**PROVIDED DATA:**
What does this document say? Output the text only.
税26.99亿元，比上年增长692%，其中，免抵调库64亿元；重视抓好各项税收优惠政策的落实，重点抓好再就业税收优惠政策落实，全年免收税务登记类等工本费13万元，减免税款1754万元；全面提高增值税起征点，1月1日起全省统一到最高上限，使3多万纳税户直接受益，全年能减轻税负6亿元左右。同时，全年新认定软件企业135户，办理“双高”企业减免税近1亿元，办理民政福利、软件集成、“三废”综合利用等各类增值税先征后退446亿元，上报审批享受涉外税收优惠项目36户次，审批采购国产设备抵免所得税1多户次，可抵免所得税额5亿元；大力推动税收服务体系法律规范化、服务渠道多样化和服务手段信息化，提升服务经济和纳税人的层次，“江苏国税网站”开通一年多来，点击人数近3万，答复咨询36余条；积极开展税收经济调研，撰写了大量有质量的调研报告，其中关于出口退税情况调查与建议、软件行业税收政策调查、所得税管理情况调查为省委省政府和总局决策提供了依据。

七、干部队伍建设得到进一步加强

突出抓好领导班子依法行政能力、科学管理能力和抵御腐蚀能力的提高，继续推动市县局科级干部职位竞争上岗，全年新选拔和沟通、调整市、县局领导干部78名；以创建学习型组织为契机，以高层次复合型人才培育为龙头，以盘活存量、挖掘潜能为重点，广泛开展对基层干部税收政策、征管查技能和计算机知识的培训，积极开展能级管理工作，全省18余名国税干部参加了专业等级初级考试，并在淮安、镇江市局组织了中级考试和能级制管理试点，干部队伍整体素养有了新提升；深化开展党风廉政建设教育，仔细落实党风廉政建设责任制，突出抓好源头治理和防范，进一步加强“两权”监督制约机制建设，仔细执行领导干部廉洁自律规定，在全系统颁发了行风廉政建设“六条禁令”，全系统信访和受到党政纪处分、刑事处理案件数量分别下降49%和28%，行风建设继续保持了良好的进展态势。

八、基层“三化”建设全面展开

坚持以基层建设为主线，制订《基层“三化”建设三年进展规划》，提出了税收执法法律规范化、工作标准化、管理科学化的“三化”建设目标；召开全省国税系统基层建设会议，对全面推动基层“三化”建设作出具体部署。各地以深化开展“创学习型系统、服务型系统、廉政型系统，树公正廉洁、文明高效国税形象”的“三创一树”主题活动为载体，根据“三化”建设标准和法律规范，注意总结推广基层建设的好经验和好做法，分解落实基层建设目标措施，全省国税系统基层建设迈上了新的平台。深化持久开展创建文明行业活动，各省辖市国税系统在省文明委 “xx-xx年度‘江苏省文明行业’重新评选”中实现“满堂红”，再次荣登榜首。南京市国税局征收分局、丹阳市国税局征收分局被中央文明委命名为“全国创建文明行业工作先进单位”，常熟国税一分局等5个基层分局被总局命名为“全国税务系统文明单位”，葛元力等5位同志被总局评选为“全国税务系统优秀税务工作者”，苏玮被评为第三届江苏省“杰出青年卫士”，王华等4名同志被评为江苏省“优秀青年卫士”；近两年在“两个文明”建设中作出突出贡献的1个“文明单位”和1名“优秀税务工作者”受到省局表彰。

**WHAT IS ASKED:** Output all of the data again. Match it exactly.

**EXERCISE RESPONSE:**
What does this document say? Output the text only.
税26.99亿元，比上年增长692%，其中，免抵调库64亿元；重视抓好各项税收优惠政策的落实，重点抓好再就业税收优惠政策落实，全年免收税务登记类等工本费13万元，减免税款1754万元；全面提高增值税起征点，1月1日起全省统一到最高上限，使3多万纳税户直接受益，全年能减轻税负6亿元左右。同时，全年新认定软件企业135户，办理“双高”企业减免税近1亿元，办理民政福利、软件集成、“三废”综合利用等各类增值税先征后退446亿元，上报审批享受涉外税收优惠项目36户次，审批采购国产设备抵免所得税1多户次，可抵免所得税额5亿元；大力推动税收服务体系法律规范化、服务渠道多样化和服务手段信息化，提升服务经济和纳税人的层次，“江苏国税网站”开通一年多来，点击人数近3万，答复咨询36余条；积极开展税收经济调研，撰写了大量有质量的调研报告，其中关于出口退税情况调查与建议、软件行业税收政策调查、所得税管理情况调查为省委省政府和总局决策提供了依据。

七、干部队伍建设得到进一步加强

突出抓好领导班子依法行政能力、科学管理能力和抵御腐蚀能力的提高，继续推动市县局科级干部职位竞争上岗，全年新选拔和沟通、调整市、县局领导干部78名；以创建学习型组织为契机，以高层次复合型人才培育为龙头，以盘活存量、挖掘潜能为重点，广泛开展对基层干部税收政策、征管查技能和计算机知识的培训，积极开展能级管理工作，全省18余名国税干部参加了专业等级初级考试，并在淮安、镇江市局组织了中级考试和能级制管理试点，干部队伍整体素养有了新提升；深化开展党风廉政建设教育，仔细落实党风廉政建设责任制，突出抓好源头治理和防范，进一步加强“两权”监督制约机制建设，仔细执行领导干部廉洁自律规定，在全系统颁发了行风廉政建设“六条禁令”，全系统信访和受到党政纪处分、刑事处理案件数量分别下降49%和28%，行风建设继续保持了良好的进展态势。

八、基层“三化”建设全面展开

坚持以基层建设为主线，制订《基层“三化”建设三年进展规划》，提出了税收执法法律规范化、工作标准化、管理科学化的“三化”建设目标；召开全省国税系统基层建设会议，对全面推动基层“三化”建设作出具体部署。各地以深化开展“创学习型系统、服务型系统、廉政型系统，树公正廉洁、文明高效国税形象”的“三创一树”主题活动为载体，根据“三化”建设标准和法律规范，注意总结推广基层建设的好经验和好做法，分解落实基层建设目标措施，全省国税系统基层建设迈上了新的平台。深化持久开展创建文明行业活动，各省辖市国税系统在省文明委 “xx-xx年度‘江苏省文明行业’重新评选”中实现“满堂红”，再次荣登榜首。南京市国税局征收分局、丹阳市国税局征收分局被中央文明委命名为“全国创建文明行业工作先进单位”，常熟国税一分局等5个基层分局被总局命名为“全国税务系统文明单位”，葛元力等5位同志被总局评选为“全国税务系统优秀税务工作者”，苏玮被评为第三届江苏省“杰出青年卫士”，王华等4名同志被评为江苏省“优秀青年卫士”；近两年在“两个文明”建设中作出突出贡献的1个“文明单位”和1名“优秀税务工作者”受到省局表彰。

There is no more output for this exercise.